Short task: What follows is a listing; give it again exactly, in its entirety.

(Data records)
◇ ◇ ◇ ◇ ◇
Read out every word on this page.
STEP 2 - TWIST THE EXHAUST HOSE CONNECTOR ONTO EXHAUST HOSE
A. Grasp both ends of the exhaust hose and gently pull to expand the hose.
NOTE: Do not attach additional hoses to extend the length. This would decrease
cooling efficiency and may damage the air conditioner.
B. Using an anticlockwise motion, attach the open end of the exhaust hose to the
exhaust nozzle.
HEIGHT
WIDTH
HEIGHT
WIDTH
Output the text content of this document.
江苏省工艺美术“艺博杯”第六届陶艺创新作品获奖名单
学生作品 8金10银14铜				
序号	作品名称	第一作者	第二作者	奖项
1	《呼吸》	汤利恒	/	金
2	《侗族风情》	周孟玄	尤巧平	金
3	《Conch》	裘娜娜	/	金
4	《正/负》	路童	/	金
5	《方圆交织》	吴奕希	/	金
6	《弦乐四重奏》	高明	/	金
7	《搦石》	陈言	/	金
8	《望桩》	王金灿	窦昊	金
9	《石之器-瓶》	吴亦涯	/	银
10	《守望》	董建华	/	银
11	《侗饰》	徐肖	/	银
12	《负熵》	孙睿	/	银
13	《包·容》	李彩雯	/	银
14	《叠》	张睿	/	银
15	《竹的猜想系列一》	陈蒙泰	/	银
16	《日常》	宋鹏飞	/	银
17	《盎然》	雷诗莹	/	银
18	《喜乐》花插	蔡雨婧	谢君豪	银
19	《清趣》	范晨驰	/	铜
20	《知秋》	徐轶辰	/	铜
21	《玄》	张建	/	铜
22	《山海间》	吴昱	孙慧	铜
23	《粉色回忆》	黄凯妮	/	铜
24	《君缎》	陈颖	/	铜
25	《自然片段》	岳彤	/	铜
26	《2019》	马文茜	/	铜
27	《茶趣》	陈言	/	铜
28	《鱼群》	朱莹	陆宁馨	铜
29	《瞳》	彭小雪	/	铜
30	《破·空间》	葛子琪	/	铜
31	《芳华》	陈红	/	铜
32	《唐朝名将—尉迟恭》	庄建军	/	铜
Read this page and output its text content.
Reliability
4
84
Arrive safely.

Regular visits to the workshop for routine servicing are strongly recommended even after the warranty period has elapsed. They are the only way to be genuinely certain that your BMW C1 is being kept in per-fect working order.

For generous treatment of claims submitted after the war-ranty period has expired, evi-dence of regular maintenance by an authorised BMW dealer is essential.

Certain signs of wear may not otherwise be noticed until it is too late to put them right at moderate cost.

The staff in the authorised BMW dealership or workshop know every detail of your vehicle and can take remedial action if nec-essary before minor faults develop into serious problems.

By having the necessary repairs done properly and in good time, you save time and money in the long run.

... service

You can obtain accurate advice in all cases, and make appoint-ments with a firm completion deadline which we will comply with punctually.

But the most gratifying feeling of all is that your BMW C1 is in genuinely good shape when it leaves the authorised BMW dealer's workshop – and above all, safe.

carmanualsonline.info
◇ ◇ ◇ ◇ ◇
Correct answer:
Read out every word on this page.
STEP 2 - TWIST THE EXHAUST HOSE CONNECTOR ONTO EXHAUST HOSE
A. Grasp both ends of the exhaust hose and gently pull to expand the hose.
NOTE: Do not attach additional hoses to extend the length. This would decrease
cooling efficiency and may damage the air conditioner.
B. Using an anticlockwise motion, attach the open end of the exhaust hose to the
exhaust nozzle.
HEIGHT
WIDTH
HEIGHT
WIDTH
Output the text content of this document.
江苏省工艺美术“艺博杯”第六届陶艺创新作品获奖名单
学生作品 8金10银14铜				
序号	作品名称	第一作者	第二作者	奖项
1	《呼吸》	汤利恒	/	金
2	《侗族风情》	周孟玄	尤巧平	金
3	《Conch》	裘娜娜	/	金
4	《正/负》	路童	/	金
5	《方圆交织》	吴奕希	/	金
6	《弦乐四重奏》	高明	/	金
7	《搦石》	陈言	/	金
8	《望桩》	王金灿	窦昊	金
9	《石之器-瓶》	吴亦涯	/	银
10	《守望》	董建华	/	银
11	《侗饰》	徐肖	/	银
12	《负熵》	孙睿	/	银
13	《包·容》	李彩雯	/	银
14	《叠》	张睿	/	银
15	《竹的猜想系列一》	陈蒙泰	/	银
16	《日常》	宋鹏飞	/	银
17	《盎然》	雷诗莹	/	银
18	《喜乐》花插	蔡雨婧	谢君豪	银
19	《清趣》	范晨驰	/	铜
20	《知秋》	徐轶辰	/	铜
21	《玄》	张建	/	铜
22	《山海间》	吴昱	孙慧	铜
23	《粉色回忆》	黄凯妮	/	铜
24	《君缎》	陈颖	/	铜
25	《自然片段》	岳彤	/	铜
26	《2019》	马文茜	/	铜
27	《茶趣》	陈言	/	铜
28	《鱼群》	朱莹	陆宁馨	铜
29	《瞳》	彭小雪	/	铜
30	《破·空间》	葛子琪	/	铜
31	《芳华》	陈红	/	铜
32	《唐朝名将—尉迟恭》	庄建军	/	铜
Read this page and output its text content.
Reliability
4
84
Arrive safely.

Regular visits to the workshop for routine servicing are strongly recommended even after the warranty period has elapsed. They are the only way to be genuinely certain that your BMW C1 is being kept in per-fect working order.

For generous treatment of claims submitted after the war-ranty period has expired, evi-dence of regular maintenance by an authorised BMW dealer is essential.

Certain signs of wear may not otherwise be noticed until it is too late to put them right at moderate cost.

The staff in the authorised BMW dealership or workshop know every detail of your vehicle and can take remedial action if nec-essary before minor faults develop into serious problems.

By having the necessary repairs done properly and in good time, you save time and money in the long run.

... service

You can obtain accurate advice in all cases, and make appoint-ments with a firm completion deadline which we will comply with punctually.

But the most gratifying feeling of all is that your BMW C1 is in genuinely good shape when it leaves the authorised BMW dealer's workshop – and above all, safe.

carmanualsonline.info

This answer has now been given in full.